Output each entry verbatim and exclude every picture from it.
^^^^^^^^
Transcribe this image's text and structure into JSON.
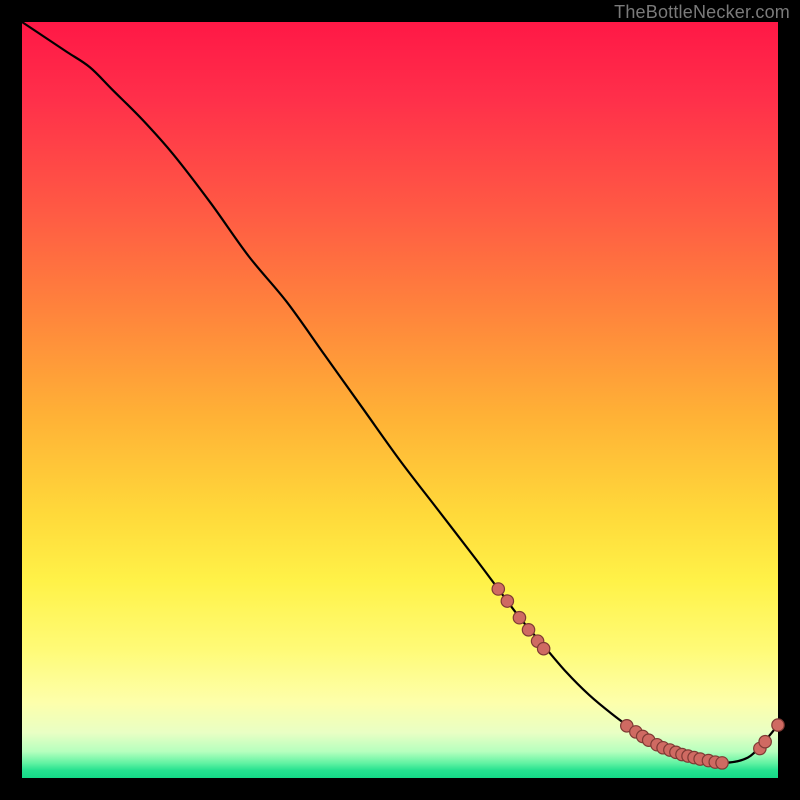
{
  "watermark": "TheBottleNecker.com",
  "colors": {
    "marker_fill": "#cf6a62",
    "marker_stroke": "#7e3a34",
    "line": "#000000"
  },
  "chart_data": {
    "type": "line",
    "title": "",
    "xlabel": "",
    "ylabel": "",
    "xlim": [
      0,
      100
    ],
    "ylim": [
      0,
      100
    ],
    "grid": false,
    "legend": false,
    "series": [
      {
        "name": "curve",
        "x": [
          0,
          3,
          6,
          9,
          12,
          16,
          20,
          25,
          30,
          35,
          40,
          45,
          50,
          55,
          60,
          63,
          66,
          69,
          72,
          75,
          78,
          81,
          84,
          87,
          90,
          93,
          96,
          98,
          100
        ],
        "y": [
          100,
          98,
          96,
          94,
          91,
          87,
          82.5,
          76,
          69,
          63,
          56,
          49,
          42,
          35.5,
          29,
          25,
          21,
          17.5,
          14,
          11,
          8.5,
          6.3,
          4.6,
          3.3,
          2.4,
          2.0,
          2.7,
          4.6,
          7
        ]
      }
    ],
    "markers": [
      {
        "x": 63.0,
        "y": 25.0
      },
      {
        "x": 64.2,
        "y": 23.4
      },
      {
        "x": 65.8,
        "y": 21.2
      },
      {
        "x": 67.0,
        "y": 19.6
      },
      {
        "x": 68.2,
        "y": 18.1
      },
      {
        "x": 69.0,
        "y": 17.1
      },
      {
        "x": 80.0,
        "y": 6.9
      },
      {
        "x": 81.2,
        "y": 6.1
      },
      {
        "x": 82.1,
        "y": 5.5
      },
      {
        "x": 82.9,
        "y": 5.0
      },
      {
        "x": 84.0,
        "y": 4.4
      },
      {
        "x": 84.8,
        "y": 4.0
      },
      {
        "x": 85.7,
        "y": 3.7
      },
      {
        "x": 86.5,
        "y": 3.4
      },
      {
        "x": 87.3,
        "y": 3.1
      },
      {
        "x": 88.1,
        "y": 2.9
      },
      {
        "x": 88.9,
        "y": 2.7
      },
      {
        "x": 89.7,
        "y": 2.5
      },
      {
        "x": 90.8,
        "y": 2.3
      },
      {
        "x": 91.7,
        "y": 2.1
      },
      {
        "x": 92.6,
        "y": 2.0
      },
      {
        "x": 97.6,
        "y": 3.9
      },
      {
        "x": 98.3,
        "y": 4.8
      },
      {
        "x": 100.0,
        "y": 7.0
      }
    ]
  }
}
^^^^^^^^
[The reply]:
Transcribe this image's text and structure into JSON.
{
  "watermark": "TheBottleNecker.com",
  "colors": {
    "marker_fill": "#cf6a62",
    "marker_stroke": "#7e3a34",
    "line": "#000000"
  },
  "chart_data": {
    "type": "line",
    "title": "",
    "xlabel": "",
    "ylabel": "",
    "xlim": [
      0,
      100
    ],
    "ylim": [
      0,
      100
    ],
    "grid": false,
    "legend": false,
    "series": [
      {
        "name": "curve",
        "x": [
          0,
          3,
          6,
          9,
          12,
          16,
          20,
          25,
          30,
          35,
          40,
          45,
          50,
          55,
          60,
          63,
          66,
          69,
          72,
          75,
          78,
          81,
          84,
          87,
          90,
          93,
          96,
          98,
          100
        ],
        "y": [
          100,
          98,
          96,
          94,
          91,
          87,
          82.5,
          76,
          69,
          63,
          56,
          49,
          42,
          35.5,
          29,
          25,
          21,
          17.5,
          14,
          11,
          8.5,
          6.3,
          4.6,
          3.3,
          2.4,
          2.0,
          2.7,
          4.6,
          7
        ]
      }
    ],
    "markers": [
      {
        "x": 63.0,
        "y": 25.0
      },
      {
        "x": 64.2,
        "y": 23.4
      },
      {
        "x": 65.8,
        "y": 21.2
      },
      {
        "x": 67.0,
        "y": 19.6
      },
      {
        "x": 68.2,
        "y": 18.1
      },
      {
        "x": 69.0,
        "y": 17.1
      },
      {
        "x": 80.0,
        "y": 6.9
      },
      {
        "x": 81.2,
        "y": 6.1
      },
      {
        "x": 82.1,
        "y": 5.5
      },
      {
        "x": 82.9,
        "y": 5.0
      },
      {
        "x": 84.0,
        "y": 4.4
      },
      {
        "x": 84.8,
        "y": 4.0
      },
      {
        "x": 85.7,
        "y": 3.7
      },
      {
        "x": 86.5,
        "y": 3.4
      },
      {
        "x": 87.3,
        "y": 3.1
      },
      {
        "x": 88.1,
        "y": 2.9
      },
      {
        "x": 88.9,
        "y": 2.7
      },
      {
        "x": 89.7,
        "y": 2.5
      },
      {
        "x": 90.8,
        "y": 2.3
      },
      {
        "x": 91.7,
        "y": 2.1
      },
      {
        "x": 92.6,
        "y": 2.0
      },
      {
        "x": 97.6,
        "y": 3.9
      },
      {
        "x": 98.3,
        "y": 4.8
      },
      {
        "x": 100.0,
        "y": 7.0
      }
    ]
  }
}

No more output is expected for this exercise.